» Stated task: Transcribe each entry below exactly. Pictures do not go in the copy.

BEGIN

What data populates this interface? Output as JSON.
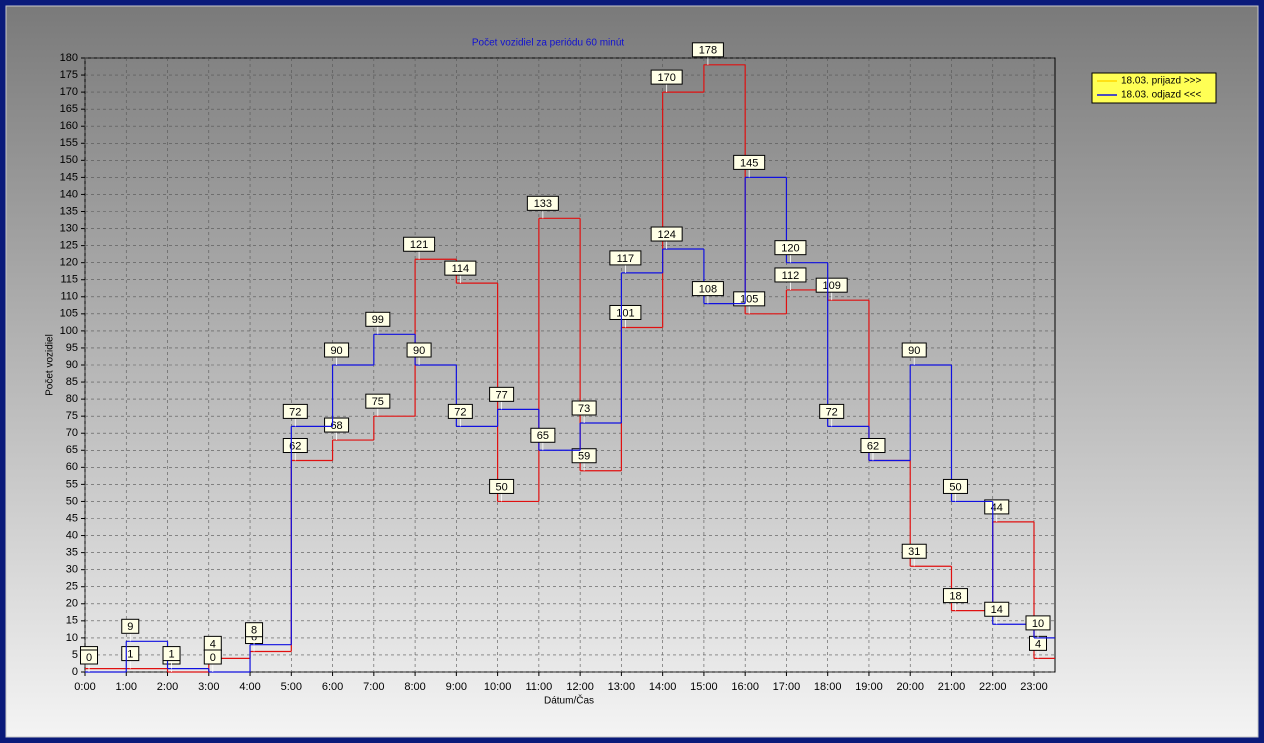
{
  "chart_data": {
    "type": "step",
    "title": "Počet vozidiel za periódu 60 minút",
    "x_label": "Dátum/Čas",
    "y_label": "Počet vozidiel",
    "categories": [
      "0:00",
      "1:00",
      "2:00",
      "3:00",
      "4:00",
      "5:00",
      "6:00",
      "7:00",
      "8:00",
      "9:00",
      "10:00",
      "11:00",
      "12:00",
      "13:00",
      "14:00",
      "15:00",
      "16:00",
      "17:00",
      "18:00",
      "19:00",
      "20:00",
      "21:00",
      "22:00",
      "23:00"
    ],
    "series": [
      {
        "name": "18.03.  prijazd >>>",
        "color": "#e01010",
        "legend_color": "#ffd700",
        "values": [
          1,
          1,
          0,
          4,
          6,
          62,
          68,
          75,
          121,
          114,
          50,
          133,
          59,
          101,
          170,
          178,
          105,
          112,
          109,
          62,
          31,
          18,
          44,
          4
        ]
      },
      {
        "name": "18.03.  odjazd <<<",
        "color": "#1010e0",
        "legend_color": "#1010e0",
        "values": [
          0,
          9,
          1,
          0,
          8,
          72,
          90,
          99,
          90,
          72,
          77,
          65,
          73,
          117,
          124,
          108,
          145,
          120,
          72,
          62,
          90,
          50,
          14,
          10
        ]
      }
    ],
    "ylim": [
      0,
      180
    ],
    "yticks": [
      0,
      5,
      10,
      15,
      20,
      25,
      30,
      35,
      40,
      45,
      50,
      55,
      60,
      65,
      70,
      75,
      80,
      85,
      90,
      95,
      100,
      105,
      110,
      115,
      120,
      125,
      130,
      135,
      140,
      145,
      150,
      155,
      160,
      165,
      170,
      175,
      180
    ],
    "grid": true,
    "legend": "top-right"
  }
}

END

» Full output:
What data populates this interface? Output as JSON.
{
  "chart_data": {
    "type": "step",
    "title": "Počet vozidiel za periódu 60 minút",
    "x_label": "Dátum/Čas",
    "y_label": "Počet vozidiel",
    "categories": [
      "0:00",
      "1:00",
      "2:00",
      "3:00",
      "4:00",
      "5:00",
      "6:00",
      "7:00",
      "8:00",
      "9:00",
      "10:00",
      "11:00",
      "12:00",
      "13:00",
      "14:00",
      "15:00",
      "16:00",
      "17:00",
      "18:00",
      "19:00",
      "20:00",
      "21:00",
      "22:00",
      "23:00"
    ],
    "series": [
      {
        "name": "18.03.  prijazd >>>",
        "color": "#e01010",
        "legend_color": "#ffd700",
        "values": [
          1,
          1,
          0,
          4,
          6,
          62,
          68,
          75,
          121,
          114,
          50,
          133,
          59,
          101,
          170,
          178,
          105,
          112,
          109,
          62,
          31,
          18,
          44,
          4
        ]
      },
      {
        "name": "18.03.  odjazd <<<",
        "color": "#1010e0",
        "legend_color": "#1010e0",
        "values": [
          0,
          9,
          1,
          0,
          8,
          72,
          90,
          99,
          90,
          72,
          77,
          65,
          73,
          117,
          124,
          108,
          145,
          120,
          72,
          62,
          90,
          50,
          14,
          10
        ]
      }
    ],
    "ylim": [
      0,
      180
    ],
    "yticks": [
      0,
      5,
      10,
      15,
      20,
      25,
      30,
      35,
      40,
      45,
      50,
      55,
      60,
      65,
      70,
      75,
      80,
      85,
      90,
      95,
      100,
      105,
      110,
      115,
      120,
      125,
      130,
      135,
      140,
      145,
      150,
      155,
      160,
      165,
      170,
      175,
      180
    ],
    "grid": true,
    "legend": "top-right"
  }
}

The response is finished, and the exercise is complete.